## Data provided
---
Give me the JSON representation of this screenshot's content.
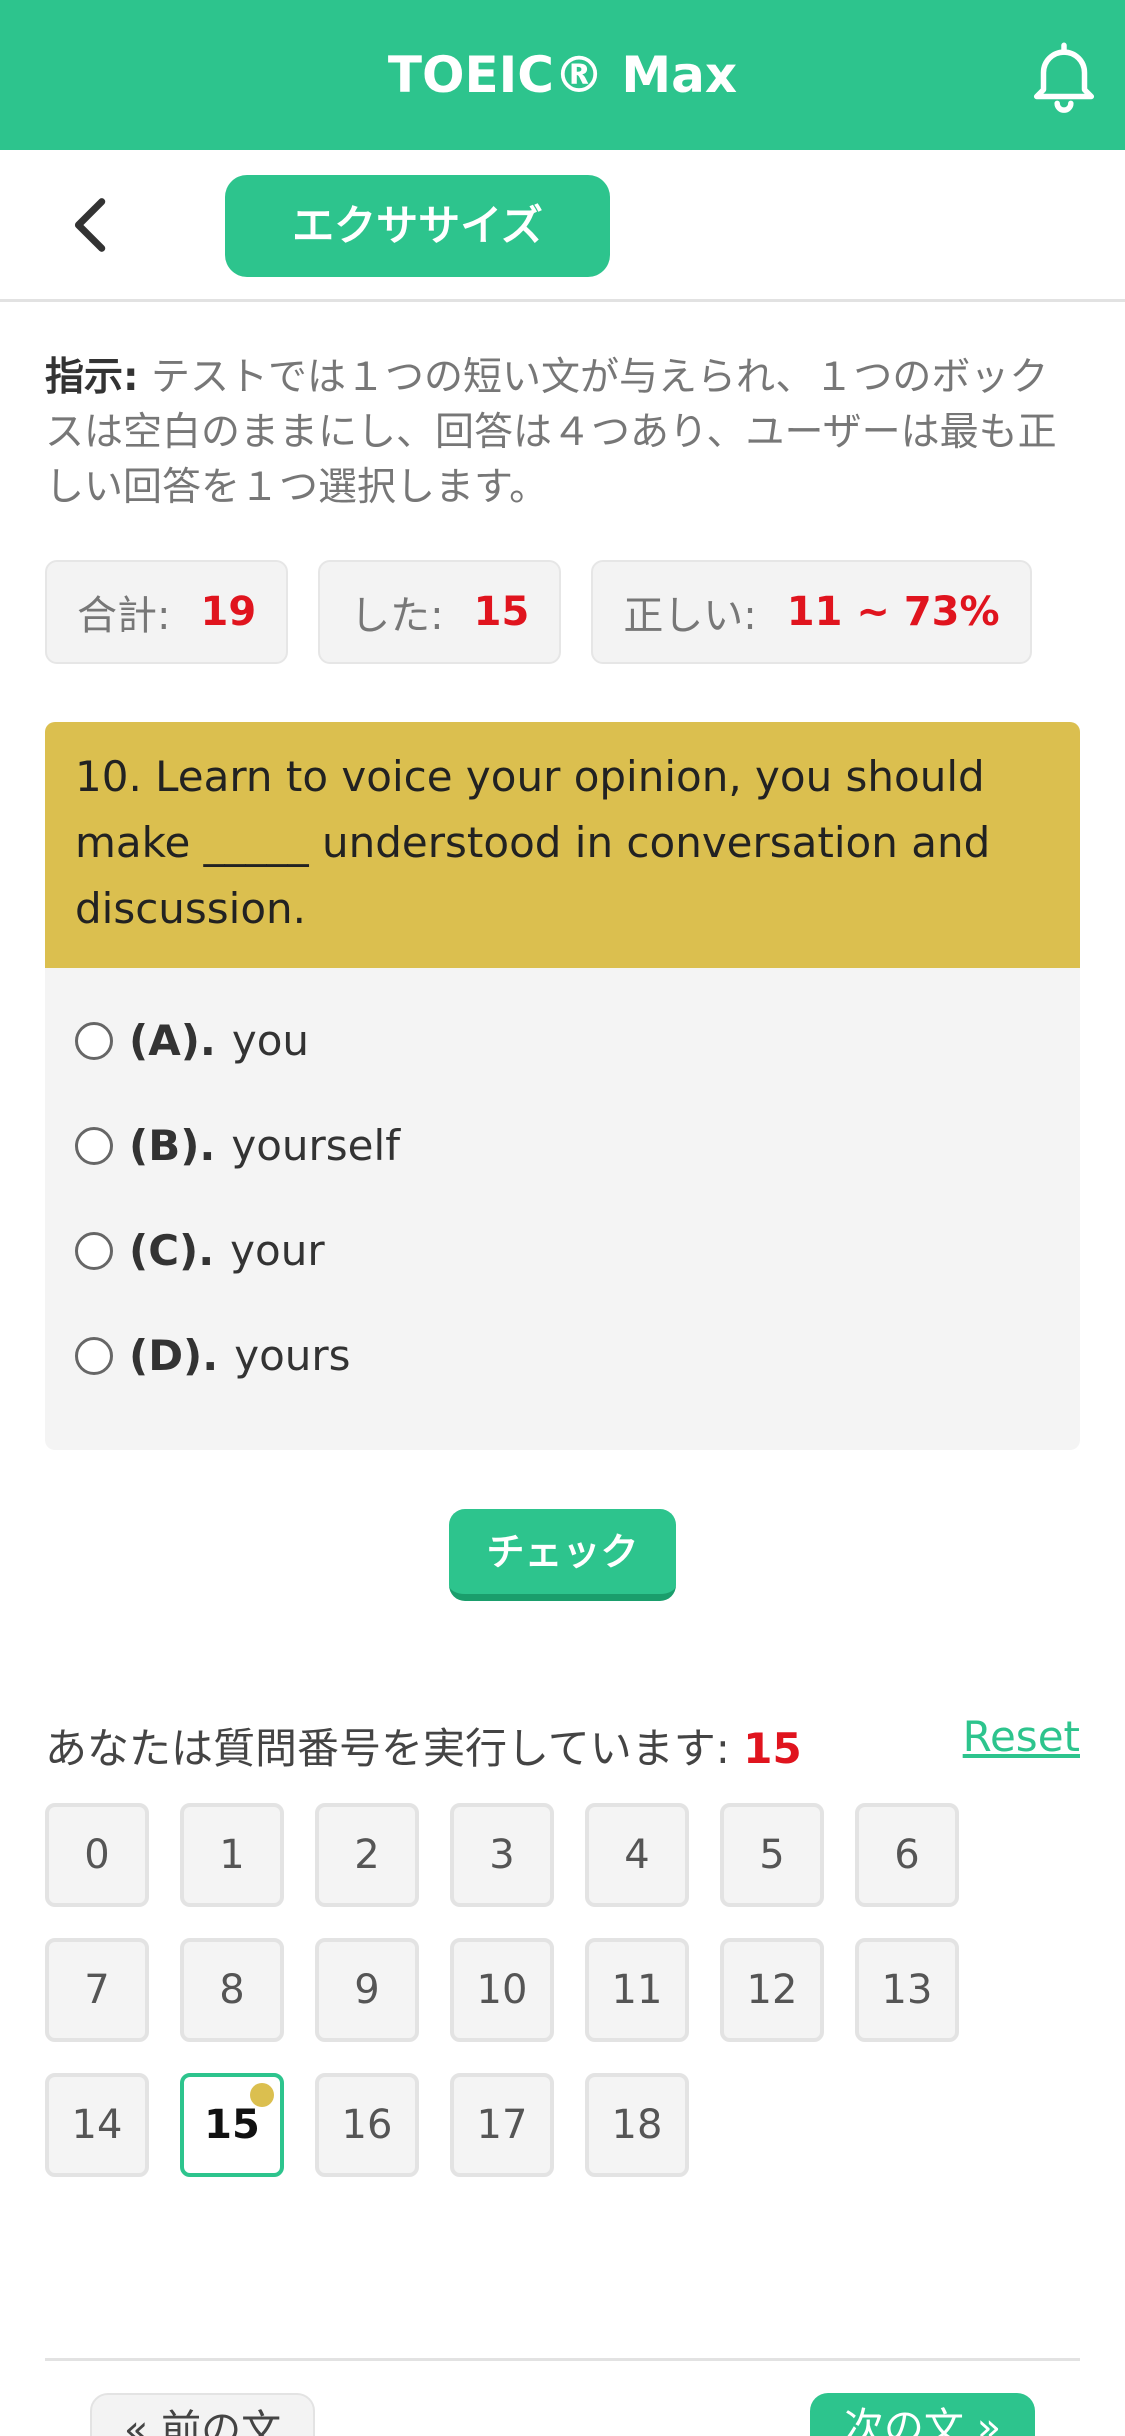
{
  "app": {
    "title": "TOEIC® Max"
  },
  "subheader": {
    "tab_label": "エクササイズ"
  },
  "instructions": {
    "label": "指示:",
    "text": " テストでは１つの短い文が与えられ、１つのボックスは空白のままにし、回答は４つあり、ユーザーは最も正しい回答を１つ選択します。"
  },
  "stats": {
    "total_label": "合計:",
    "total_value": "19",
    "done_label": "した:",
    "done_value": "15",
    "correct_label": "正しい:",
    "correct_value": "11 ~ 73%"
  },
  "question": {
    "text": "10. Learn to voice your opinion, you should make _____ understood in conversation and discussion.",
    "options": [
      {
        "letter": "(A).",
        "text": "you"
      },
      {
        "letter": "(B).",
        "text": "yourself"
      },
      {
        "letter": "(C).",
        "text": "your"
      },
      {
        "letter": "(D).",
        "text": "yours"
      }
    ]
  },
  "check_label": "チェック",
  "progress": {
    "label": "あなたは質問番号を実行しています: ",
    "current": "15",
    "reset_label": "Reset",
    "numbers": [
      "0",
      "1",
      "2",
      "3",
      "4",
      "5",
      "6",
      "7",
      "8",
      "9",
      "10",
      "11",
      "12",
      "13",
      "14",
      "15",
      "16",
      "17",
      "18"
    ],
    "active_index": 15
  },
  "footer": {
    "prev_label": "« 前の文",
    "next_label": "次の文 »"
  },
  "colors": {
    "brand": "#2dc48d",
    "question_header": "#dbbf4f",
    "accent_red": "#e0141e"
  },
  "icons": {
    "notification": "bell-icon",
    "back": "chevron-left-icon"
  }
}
---
## What to produce
Your task is to retype all the entries exactly and leave out any pictures.

## Task output
Give me the JSON representation of this screenshot's content.
{
  "app": {
    "title": "TOEIC® Max"
  },
  "subheader": {
    "tab_label": "エクササイズ"
  },
  "instructions": {
    "label": "指示:",
    "text": " テストでは１つの短い文が与えられ、１つのボックスは空白のままにし、回答は４つあり、ユーザーは最も正しい回答を１つ選択します。"
  },
  "stats": {
    "total_label": "合計:",
    "total_value": "19",
    "done_label": "した:",
    "done_value": "15",
    "correct_label": "正しい:",
    "correct_value": "11 ~ 73%"
  },
  "question": {
    "text": "10. Learn to voice your opinion, you should make _____ understood in conversation and discussion.",
    "options": [
      {
        "letter": "(A).",
        "text": "you"
      },
      {
        "letter": "(B).",
        "text": "yourself"
      },
      {
        "letter": "(C).",
        "text": "your"
      },
      {
        "letter": "(D).",
        "text": "yours"
      }
    ]
  },
  "check_label": "チェック",
  "progress": {
    "label": "あなたは質問番号を実行しています: ",
    "current": "15",
    "reset_label": "Reset",
    "numbers": [
      "0",
      "1",
      "2",
      "3",
      "4",
      "5",
      "6",
      "7",
      "8",
      "9",
      "10",
      "11",
      "12",
      "13",
      "14",
      "15",
      "16",
      "17",
      "18"
    ],
    "active_index": 15
  },
  "footer": {
    "prev_label": "« 前の文",
    "next_label": "次の文 »"
  },
  "colors": {
    "brand": "#2dc48d",
    "question_header": "#dbbf4f",
    "accent_red": "#e0141e"
  },
  "icons": {
    "notification": "bell-icon",
    "back": "chevron-left-icon"
  }
}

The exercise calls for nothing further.